Source records:
* * * * *

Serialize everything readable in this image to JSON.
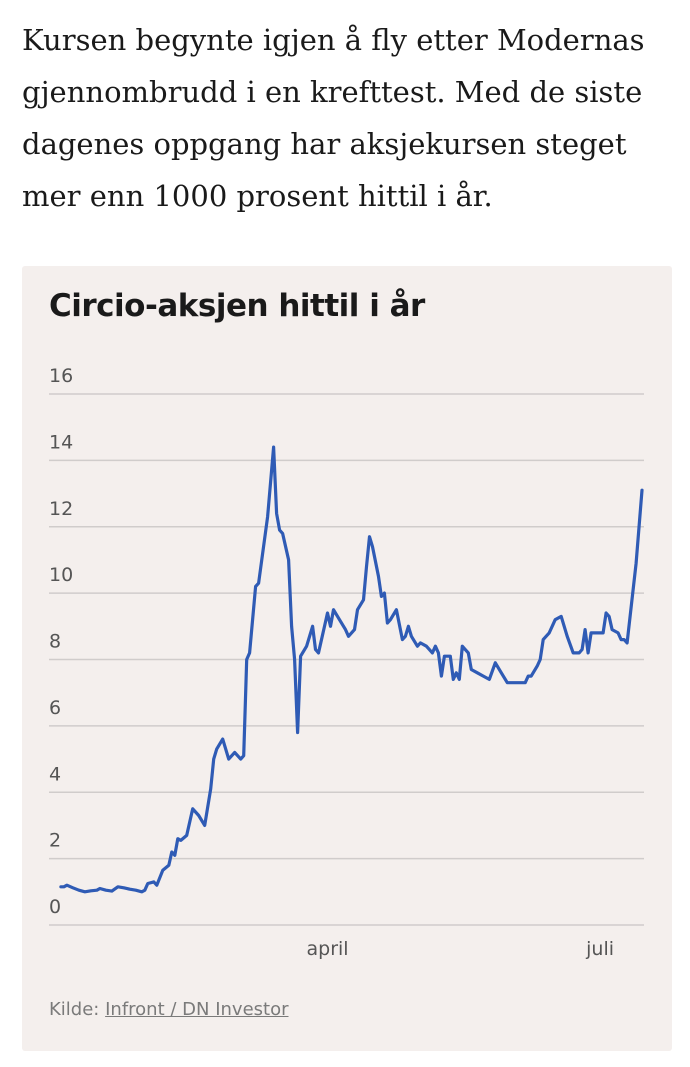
{
  "intro_text": "Kursen begynte igjen å fly etter Modernas gjennombrudd i en krefttest. Med de siste dagenes oppgang har aksjekursen steget mer enn 1000 prosent hittil i år.",
  "source": {
    "prefix": "Kilde:",
    "link_label": "Infront / DN Investor"
  },
  "colors": {
    "line": "#2f5bb5",
    "card_background": "#f4efed",
    "grid": "#d0cccb"
  },
  "chart_data": {
    "type": "line",
    "title": "Circio-aksjen hittil i år",
    "xlabel": "",
    "ylabel": "",
    "ylim": [
      0,
      16
    ],
    "yticks": [
      0,
      2,
      4,
      6,
      8,
      10,
      12,
      14,
      16
    ],
    "xticks": [
      {
        "label": "april",
        "x": 90
      },
      {
        "label": "juli",
        "x": 181
      }
    ],
    "grid": true,
    "x_unit": "day of year",
    "series": [
      {
        "values": [
          [
            1,
            1.15
          ],
          [
            2,
            1.15
          ],
          [
            3,
            1.2
          ],
          [
            5,
            1.12
          ],
          [
            7,
            1.05
          ],
          [
            9,
            1.0
          ],
          [
            11,
            1.03
          ],
          [
            13,
            1.05
          ],
          [
            14,
            1.1
          ],
          [
            16,
            1.05
          ],
          [
            18,
            1.02
          ],
          [
            20,
            1.15
          ],
          [
            22,
            1.12
          ],
          [
            24,
            1.08
          ],
          [
            26,
            1.05
          ],
          [
            28,
            1.0
          ],
          [
            29,
            1.05
          ],
          [
            30,
            1.25
          ],
          [
            32,
            1.3
          ],
          [
            33,
            1.2
          ],
          [
            35,
            1.65
          ],
          [
            37,
            1.8
          ],
          [
            38,
            2.2
          ],
          [
            39,
            2.1
          ],
          [
            40,
            2.6
          ],
          [
            41,
            2.55
          ],
          [
            43,
            2.7
          ],
          [
            45,
            3.5
          ],
          [
            47,
            3.3
          ],
          [
            49,
            3.0
          ],
          [
            51,
            4.1
          ],
          [
            52,
            5.0
          ],
          [
            53,
            5.3
          ],
          [
            55,
            5.6
          ],
          [
            57,
            5.0
          ],
          [
            59,
            5.2
          ],
          [
            61,
            5.0
          ],
          [
            62,
            5.1
          ],
          [
            63,
            8.0
          ],
          [
            64,
            8.2
          ],
          [
            66,
            10.2
          ],
          [
            67,
            10.3
          ],
          [
            70,
            12.3
          ],
          [
            72,
            14.4
          ],
          [
            73,
            12.4
          ],
          [
            74,
            11.9
          ],
          [
            75,
            11.8
          ],
          [
            77,
            11.0
          ],
          [
            78,
            9.0
          ],
          [
            79,
            8.0
          ],
          [
            80,
            5.8
          ],
          [
            81,
            8.1
          ],
          [
            83,
            8.4
          ],
          [
            85,
            9.0
          ],
          [
            86,
            8.3
          ],
          [
            87,
            8.2
          ],
          [
            89,
            9.0
          ],
          [
            90,
            9.4
          ],
          [
            91,
            9.0
          ],
          [
            92,
            9.5
          ],
          [
            94,
            9.2
          ],
          [
            96,
            8.9
          ],
          [
            97,
            8.7
          ],
          [
            99,
            8.9
          ],
          [
            100,
            9.5
          ],
          [
            102,
            9.8
          ],
          [
            103,
            10.8
          ],
          [
            104,
            11.7
          ],
          [
            105,
            11.4
          ],
          [
            107,
            10.5
          ],
          [
            108,
            9.9
          ],
          [
            109,
            10.0
          ],
          [
            110,
            9.1
          ],
          [
            111,
            9.2
          ],
          [
            113,
            9.5
          ],
          [
            115,
            8.6
          ],
          [
            116,
            8.7
          ],
          [
            117,
            9.0
          ],
          [
            118,
            8.7
          ],
          [
            120,
            8.4
          ],
          [
            121,
            8.5
          ],
          [
            123,
            8.4
          ],
          [
            125,
            8.2
          ],
          [
            126,
            8.4
          ],
          [
            127,
            8.2
          ],
          [
            128,
            7.5
          ],
          [
            129,
            8.1
          ],
          [
            131,
            8.1
          ],
          [
            132,
            7.4
          ],
          [
            133,
            7.6
          ],
          [
            134,
            7.4
          ],
          [
            135,
            8.4
          ],
          [
            137,
            8.2
          ],
          [
            138,
            7.7
          ],
          [
            140,
            7.6
          ],
          [
            142,
            7.5
          ],
          [
            144,
            7.4
          ],
          [
            146,
            7.9
          ],
          [
            148,
            7.6
          ],
          [
            150,
            7.3
          ],
          [
            152,
            7.3
          ],
          [
            154,
            7.3
          ],
          [
            156,
            7.3
          ],
          [
            157,
            7.5
          ],
          [
            158,
            7.5
          ],
          [
            160,
            7.8
          ],
          [
            161,
            8.0
          ],
          [
            162,
            8.6
          ],
          [
            164,
            8.8
          ],
          [
            166,
            9.2
          ],
          [
            168,
            9.3
          ],
          [
            170,
            8.7
          ],
          [
            172,
            8.2
          ],
          [
            174,
            8.2
          ],
          [
            175,
            8.3
          ],
          [
            176,
            8.9
          ],
          [
            177,
            8.2
          ],
          [
            178,
            8.8
          ],
          [
            180,
            8.8
          ],
          [
            182,
            8.8
          ],
          [
            183,
            9.4
          ],
          [
            184,
            9.3
          ],
          [
            185,
            8.9
          ],
          [
            187,
            8.8
          ],
          [
            188,
            8.6
          ],
          [
            189,
            8.6
          ],
          [
            190,
            8.5
          ],
          [
            193,
            10.9
          ],
          [
            195,
            13.1
          ]
        ]
      }
    ]
  }
}
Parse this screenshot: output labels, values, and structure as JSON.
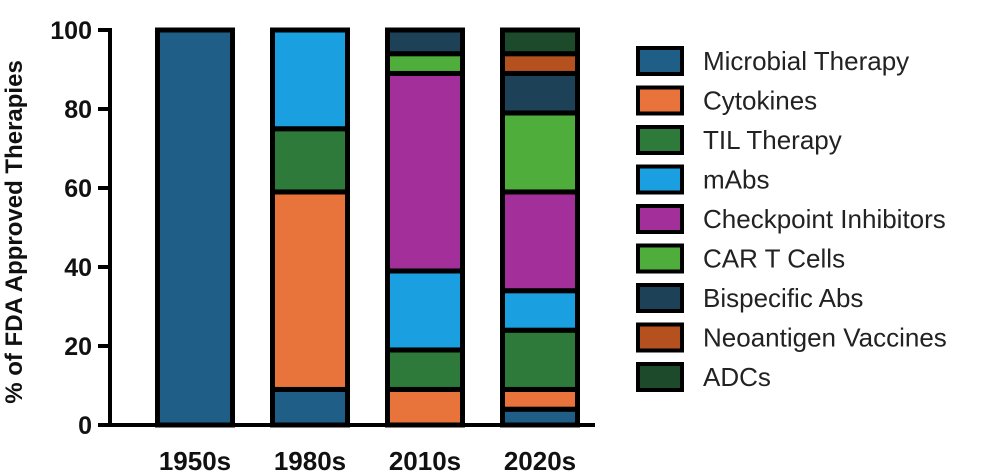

* * * * *

What the task asks:
All lines of the data that hold "values" need to be copied.

Solution to this problem:
        "values": [
Parse this screenshot: output labels, values, and structure as JSON.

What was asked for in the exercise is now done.